### What the exercise asks:
Extract the text of every entry below exactly; leave images out.

--- Records provided ---

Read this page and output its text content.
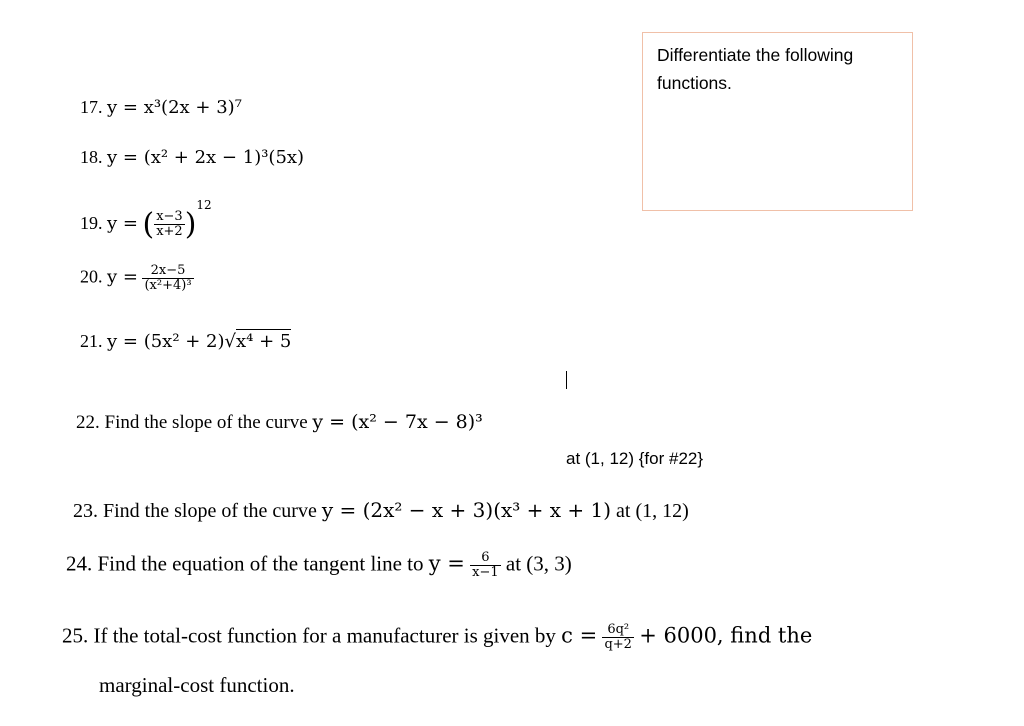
Differentiate the following functions.
17. y = x³(2x + 3)⁷
18. y = (x² + 2x − 1)³(5x)
19. y = ( $\frac{x-3}{x+2} )^{12}$
20. $y = \frac{2x-5}{\text{(x²+4)³}}$
21. y = (5x² + 2)√x⁴ + 5
22. Find the slope of the curve y = (x² − 7x − 8)³
at (1, 12) {for #22}
23. Find the slope of the curve y = (2x² − x + 3)(x³ + x + 1) at (1, 12)
24. Find the equation of the tangent line to $y = \frac{6}{x-1}$ at (3, 3)
25. If the total-cost function for a manufacturer is given by $c = \frac{\text{6q²}}{q+2} + 6000$, find the
marginal-cost function.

---

### Answer to the exercise:
Read this page and output its text content.
Differentiate the following functions.
17. y = x³(2x + 3)⁷
18. y = (x² + 2x − 1)³(5x)
19. y = ( $\frac{x-3}{x+2} )^{12}$
20. $y = \frac{2x-5}{\text{(x²+4)³}}$
21. y = (5x² + 2)√x⁴ + 5
22. Find the slope of the curve y = (x² − 7x − 8)³
at (1, 12) {for #22}
23. Find the slope of the curve y = (2x² − x + 3)(x³ + x + 1) at (1, 12)
24. Find the equation of the tangent line to $y = \frac{6}{x-1}$ at (3, 3)
25. If the total-cost function for a manufacturer is given by $c = \frac{\text{6q²}}{q+2} + 6000$, find the
marginal-cost function.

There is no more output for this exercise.